WHAT THE TASK ASKS: Output the data that follows exactly, line for line.

(Saved data entries)
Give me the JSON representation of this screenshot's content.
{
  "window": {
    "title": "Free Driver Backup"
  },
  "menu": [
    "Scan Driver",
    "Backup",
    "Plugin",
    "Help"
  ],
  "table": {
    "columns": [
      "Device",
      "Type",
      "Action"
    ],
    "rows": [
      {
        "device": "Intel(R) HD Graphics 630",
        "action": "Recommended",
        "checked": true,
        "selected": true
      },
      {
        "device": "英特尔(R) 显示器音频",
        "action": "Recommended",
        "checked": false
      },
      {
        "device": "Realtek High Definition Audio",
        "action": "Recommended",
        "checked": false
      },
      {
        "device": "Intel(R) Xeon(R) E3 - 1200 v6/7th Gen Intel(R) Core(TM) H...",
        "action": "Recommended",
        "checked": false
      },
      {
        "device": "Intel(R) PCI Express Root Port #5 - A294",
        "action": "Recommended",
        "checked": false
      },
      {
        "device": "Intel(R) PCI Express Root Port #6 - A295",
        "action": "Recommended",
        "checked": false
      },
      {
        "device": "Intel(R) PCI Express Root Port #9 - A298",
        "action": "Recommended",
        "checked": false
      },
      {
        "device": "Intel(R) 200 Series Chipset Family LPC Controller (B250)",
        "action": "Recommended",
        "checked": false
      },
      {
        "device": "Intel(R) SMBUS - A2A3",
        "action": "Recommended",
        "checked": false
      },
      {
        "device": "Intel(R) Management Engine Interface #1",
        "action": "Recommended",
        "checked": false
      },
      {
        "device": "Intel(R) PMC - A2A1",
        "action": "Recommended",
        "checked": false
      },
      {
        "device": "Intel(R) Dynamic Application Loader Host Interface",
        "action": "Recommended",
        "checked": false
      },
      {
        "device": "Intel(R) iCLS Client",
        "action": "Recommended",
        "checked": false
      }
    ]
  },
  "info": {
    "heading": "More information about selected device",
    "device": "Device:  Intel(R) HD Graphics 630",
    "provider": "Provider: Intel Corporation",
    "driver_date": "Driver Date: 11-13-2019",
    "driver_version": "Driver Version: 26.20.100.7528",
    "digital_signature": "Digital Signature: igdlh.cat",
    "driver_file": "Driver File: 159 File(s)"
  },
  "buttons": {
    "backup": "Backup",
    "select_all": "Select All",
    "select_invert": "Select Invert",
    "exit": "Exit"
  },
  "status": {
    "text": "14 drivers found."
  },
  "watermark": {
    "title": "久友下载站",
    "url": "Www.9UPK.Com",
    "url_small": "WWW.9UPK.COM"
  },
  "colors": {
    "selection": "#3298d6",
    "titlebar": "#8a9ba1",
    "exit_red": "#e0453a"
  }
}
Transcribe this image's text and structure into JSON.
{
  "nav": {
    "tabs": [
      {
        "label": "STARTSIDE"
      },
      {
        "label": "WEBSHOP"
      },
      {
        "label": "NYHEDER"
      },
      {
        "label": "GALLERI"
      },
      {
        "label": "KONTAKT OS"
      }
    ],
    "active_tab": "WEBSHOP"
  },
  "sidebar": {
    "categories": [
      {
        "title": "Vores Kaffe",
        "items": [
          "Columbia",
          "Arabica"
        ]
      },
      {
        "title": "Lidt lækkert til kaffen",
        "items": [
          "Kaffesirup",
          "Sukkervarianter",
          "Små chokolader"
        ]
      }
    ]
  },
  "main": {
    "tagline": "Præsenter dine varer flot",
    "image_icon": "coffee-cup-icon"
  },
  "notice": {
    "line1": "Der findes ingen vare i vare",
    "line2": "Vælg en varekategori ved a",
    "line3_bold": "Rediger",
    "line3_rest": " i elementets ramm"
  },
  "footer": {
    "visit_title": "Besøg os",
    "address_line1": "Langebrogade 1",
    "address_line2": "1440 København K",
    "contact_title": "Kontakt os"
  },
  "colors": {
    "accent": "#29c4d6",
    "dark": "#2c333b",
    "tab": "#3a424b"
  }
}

TASK SOLUTION:
Give me the JSON representation of this screenshot's content.
{
  "window": {
    "title": "Free Driver Backup"
  },
  "menu": [
    "Scan Driver",
    "Backup",
    "Plugin",
    "Help"
  ],
  "table": {
    "columns": [
      "Device",
      "Type",
      "Action"
    ],
    "rows": [
      {
        "device": "Intel(R) HD Graphics 630",
        "action": "Recommended",
        "checked": true,
        "selected": true
      },
      {
        "device": "英特尔(R) 显示器音频",
        "action": "Recommended",
        "checked": false
      },
      {
        "device": "Realtek High Definition Audio",
        "action": "Recommended",
        "checked": false
      },
      {
        "device": "Intel(R) Xeon(R) E3 - 1200 v6/7th Gen Intel(R) Core(TM) H...",
        "action": "Recommended",
        "checked": false
      },
      {
        "device": "Intel(R) PCI Express Root Port #5 - A294",
        "action": "Recommended",
        "checked": false
      },
      {
        "device": "Intel(R) PCI Express Root Port #6 - A295",
        "action": "Recommended",
        "checked": false
      },
      {
        "device": "Intel(R) PCI Express Root Port #9 - A298",
        "action": "Recommended",
        "checked": false
      },
      {
        "device": "Intel(R) 200 Series Chipset Family LPC Controller (B250)",
        "action": "Recommended",
        "checked": false
      },
      {
        "device": "Intel(R) SMBUS - A2A3",
        "action": "Recommended",
        "checked": false
      },
      {
        "device": "Intel(R) Management Engine Interface #1",
        "action": "Recommended",
        "checked": false
      },
      {
        "device": "Intel(R) PMC - A2A1",
        "action": "Recommended",
        "checked": false
      },
      {
        "device": "Intel(R) Dynamic Application Loader Host Interface",
        "action": "Recommended",
        "checked": false
      },
      {
        "device": "Intel(R) iCLS Client",
        "action": "Recommended",
        "checked": false
      }
    ]
  },
  "info": {
    "heading": "More information about selected device",
    "device": "Device:  Intel(R) HD Graphics 630",
    "provider": "Provider: Intel Corporation",
    "driver_date": "Driver Date: 11-13-2019",
    "driver_version": "Driver Version: 26.20.100.7528",
    "digital_signature": "Digital Signature: igdlh.cat",
    "driver_file": "Driver File: 159 File(s)"
  },
  "buttons": {
    "backup": "Backup",
    "select_all": "Select All",
    "select_invert": "Select Invert",
    "exit": "Exit"
  },
  "status": {
    "text": "14 drivers found."
  },
  "watermark": {
    "title": "久友下载站",
    "url": "Www.9UPK.Com",
    "url_small": "WWW.9UPK.COM"
  },
  "colors": {
    "selection": "#3298d6",
    "titlebar": "#8a9ba1",
    "exit_red": "#e0453a"
  }
}
Transcribe this image's text and structure into JSON.
{
  "nav": {
    "tabs": [
      {
        "label": "STARTSIDE"
      },
      {
        "label": "WEBSHOP"
      },
      {
        "label": "NYHEDER"
      },
      {
        "label": "GALLERI"
      },
      {
        "label": "KONTAKT OS"
      }
    ],
    "active_tab": "WEBSHOP"
  },
  "sidebar": {
    "categories": [
      {
        "title": "Vores Kaffe",
        "items": [
          "Columbia",
          "Arabica"
        ]
      },
      {
        "title": "Lidt lækkert til kaffen",
        "items": [
          "Kaffesirup",
          "Sukkervarianter",
          "Små chokolader"
        ]
      }
    ]
  },
  "main": {
    "tagline": "Præsenter dine varer flot",
    "image_icon": "coffee-cup-icon"
  },
  "notice": {
    "line1": "Der findes ingen vare i vare",
    "line2": "Vælg en varekategori ved a",
    "line3_bold": "Rediger",
    "line3_rest": " i elementets ramm"
  },
  "footer": {
    "visit_title": "Besøg os",
    "address_line1": "Langebrogade 1",
    "address_line2": "1440 København K",
    "contact_title": "Kontakt os"
  },
  "colors": {
    "accent": "#29c4d6",
    "dark": "#2c333b",
    "tab": "#3a424b"
  }
}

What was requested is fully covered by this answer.